GIVEN INSTRUCTION.
In the entries below, find the lines with the word "panel" and copy them.

DATA SECTION.
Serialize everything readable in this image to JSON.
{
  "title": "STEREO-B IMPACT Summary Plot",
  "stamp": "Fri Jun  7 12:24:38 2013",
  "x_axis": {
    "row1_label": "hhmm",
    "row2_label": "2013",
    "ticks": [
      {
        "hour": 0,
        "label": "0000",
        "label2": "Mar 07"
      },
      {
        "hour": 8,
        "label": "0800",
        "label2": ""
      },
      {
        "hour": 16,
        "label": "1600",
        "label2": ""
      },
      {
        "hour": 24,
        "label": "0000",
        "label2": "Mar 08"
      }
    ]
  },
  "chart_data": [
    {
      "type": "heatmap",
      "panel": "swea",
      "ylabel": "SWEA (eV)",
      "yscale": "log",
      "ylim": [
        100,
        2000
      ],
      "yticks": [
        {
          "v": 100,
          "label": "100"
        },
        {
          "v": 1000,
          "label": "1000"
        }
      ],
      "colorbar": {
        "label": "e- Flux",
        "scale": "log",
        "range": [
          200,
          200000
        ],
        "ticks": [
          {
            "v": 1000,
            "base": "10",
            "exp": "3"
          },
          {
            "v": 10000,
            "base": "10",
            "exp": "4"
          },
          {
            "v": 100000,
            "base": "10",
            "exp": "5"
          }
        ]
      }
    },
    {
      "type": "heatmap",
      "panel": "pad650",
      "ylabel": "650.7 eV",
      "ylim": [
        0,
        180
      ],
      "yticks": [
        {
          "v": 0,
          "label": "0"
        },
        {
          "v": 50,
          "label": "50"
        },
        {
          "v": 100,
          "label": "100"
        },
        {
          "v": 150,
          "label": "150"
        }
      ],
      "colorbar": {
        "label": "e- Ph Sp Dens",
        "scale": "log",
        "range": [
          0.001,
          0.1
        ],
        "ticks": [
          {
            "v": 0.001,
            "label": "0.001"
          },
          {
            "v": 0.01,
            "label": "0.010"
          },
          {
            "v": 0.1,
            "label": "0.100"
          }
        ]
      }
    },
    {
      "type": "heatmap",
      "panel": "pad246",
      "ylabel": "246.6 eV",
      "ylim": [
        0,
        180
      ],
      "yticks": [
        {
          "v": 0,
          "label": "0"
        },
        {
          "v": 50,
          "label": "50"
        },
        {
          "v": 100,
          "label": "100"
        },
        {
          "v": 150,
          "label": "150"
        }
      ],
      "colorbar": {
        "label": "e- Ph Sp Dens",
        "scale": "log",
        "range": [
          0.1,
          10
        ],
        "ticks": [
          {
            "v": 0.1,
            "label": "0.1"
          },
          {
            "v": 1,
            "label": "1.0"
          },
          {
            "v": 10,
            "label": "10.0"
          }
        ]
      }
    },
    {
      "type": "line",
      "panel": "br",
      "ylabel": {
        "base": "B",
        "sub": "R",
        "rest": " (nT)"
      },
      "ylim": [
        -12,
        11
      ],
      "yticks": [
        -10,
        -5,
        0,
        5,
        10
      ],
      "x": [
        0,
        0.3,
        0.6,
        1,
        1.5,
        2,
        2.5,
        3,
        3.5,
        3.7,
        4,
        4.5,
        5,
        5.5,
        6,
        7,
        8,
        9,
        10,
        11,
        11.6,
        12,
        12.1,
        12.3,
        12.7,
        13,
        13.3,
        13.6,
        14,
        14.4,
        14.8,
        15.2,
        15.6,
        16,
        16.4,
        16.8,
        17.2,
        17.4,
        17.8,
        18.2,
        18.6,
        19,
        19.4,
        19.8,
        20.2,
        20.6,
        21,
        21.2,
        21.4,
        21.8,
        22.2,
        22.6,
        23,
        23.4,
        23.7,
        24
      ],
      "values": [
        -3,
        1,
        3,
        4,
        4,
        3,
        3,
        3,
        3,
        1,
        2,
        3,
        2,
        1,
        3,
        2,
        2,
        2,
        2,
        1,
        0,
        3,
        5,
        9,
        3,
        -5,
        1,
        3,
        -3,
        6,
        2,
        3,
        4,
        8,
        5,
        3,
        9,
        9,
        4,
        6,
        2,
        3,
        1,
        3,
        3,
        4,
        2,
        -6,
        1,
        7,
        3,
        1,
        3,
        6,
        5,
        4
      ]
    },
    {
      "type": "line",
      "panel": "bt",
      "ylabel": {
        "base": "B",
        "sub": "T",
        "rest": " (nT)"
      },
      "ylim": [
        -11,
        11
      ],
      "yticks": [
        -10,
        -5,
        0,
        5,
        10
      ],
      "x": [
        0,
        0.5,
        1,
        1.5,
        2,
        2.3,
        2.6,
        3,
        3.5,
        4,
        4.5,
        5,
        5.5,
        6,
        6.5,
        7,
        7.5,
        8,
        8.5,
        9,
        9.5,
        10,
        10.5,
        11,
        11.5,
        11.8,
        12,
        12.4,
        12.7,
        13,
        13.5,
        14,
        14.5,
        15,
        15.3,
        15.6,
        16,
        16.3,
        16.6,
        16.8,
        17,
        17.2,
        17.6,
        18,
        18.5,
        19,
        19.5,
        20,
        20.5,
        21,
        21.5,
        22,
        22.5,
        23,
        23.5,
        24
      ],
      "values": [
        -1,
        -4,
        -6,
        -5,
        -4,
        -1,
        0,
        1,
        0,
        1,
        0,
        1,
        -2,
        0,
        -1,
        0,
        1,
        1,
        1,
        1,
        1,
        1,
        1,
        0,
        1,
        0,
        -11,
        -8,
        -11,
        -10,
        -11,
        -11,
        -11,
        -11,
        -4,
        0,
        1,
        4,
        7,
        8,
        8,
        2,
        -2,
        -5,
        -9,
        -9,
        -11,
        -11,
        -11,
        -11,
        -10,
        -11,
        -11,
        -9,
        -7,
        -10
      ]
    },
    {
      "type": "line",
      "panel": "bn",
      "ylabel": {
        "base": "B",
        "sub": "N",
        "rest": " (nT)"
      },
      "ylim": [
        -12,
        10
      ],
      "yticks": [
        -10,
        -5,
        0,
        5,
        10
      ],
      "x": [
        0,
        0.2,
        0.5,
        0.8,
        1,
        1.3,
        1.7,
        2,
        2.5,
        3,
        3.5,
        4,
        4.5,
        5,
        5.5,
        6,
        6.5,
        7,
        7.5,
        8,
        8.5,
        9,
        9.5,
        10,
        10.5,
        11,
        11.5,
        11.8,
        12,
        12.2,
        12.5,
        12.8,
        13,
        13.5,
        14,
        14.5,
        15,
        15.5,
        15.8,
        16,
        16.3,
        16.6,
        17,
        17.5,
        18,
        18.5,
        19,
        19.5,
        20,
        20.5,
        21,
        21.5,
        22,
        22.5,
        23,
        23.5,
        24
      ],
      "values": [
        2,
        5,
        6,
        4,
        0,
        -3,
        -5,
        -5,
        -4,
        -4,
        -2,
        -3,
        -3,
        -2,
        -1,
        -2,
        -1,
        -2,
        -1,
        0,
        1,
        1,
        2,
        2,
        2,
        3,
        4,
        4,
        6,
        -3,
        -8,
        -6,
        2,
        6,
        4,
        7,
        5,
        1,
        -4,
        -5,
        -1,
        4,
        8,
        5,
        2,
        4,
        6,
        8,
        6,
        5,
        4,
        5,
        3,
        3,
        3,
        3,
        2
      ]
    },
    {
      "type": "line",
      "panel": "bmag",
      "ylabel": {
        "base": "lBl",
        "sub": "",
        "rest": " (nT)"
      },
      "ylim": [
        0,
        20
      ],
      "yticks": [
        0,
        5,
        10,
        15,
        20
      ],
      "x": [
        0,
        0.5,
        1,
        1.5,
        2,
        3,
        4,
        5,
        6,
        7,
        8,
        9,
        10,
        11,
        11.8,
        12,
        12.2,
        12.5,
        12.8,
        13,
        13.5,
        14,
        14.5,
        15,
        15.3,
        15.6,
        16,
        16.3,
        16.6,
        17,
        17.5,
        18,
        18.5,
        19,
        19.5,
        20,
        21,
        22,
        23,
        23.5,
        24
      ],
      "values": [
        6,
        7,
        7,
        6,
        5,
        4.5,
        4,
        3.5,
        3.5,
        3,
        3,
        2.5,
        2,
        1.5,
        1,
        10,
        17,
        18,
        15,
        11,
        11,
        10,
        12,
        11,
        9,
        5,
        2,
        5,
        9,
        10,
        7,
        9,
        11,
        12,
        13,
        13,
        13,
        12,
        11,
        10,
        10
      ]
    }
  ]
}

TASK RESULT.
      "panel": "swea",
      "panel": "pad650",
      "panel": "pad246",
      "panel": "br",
      "panel": "bt",
      "panel": "bn",
      "panel": "bmag",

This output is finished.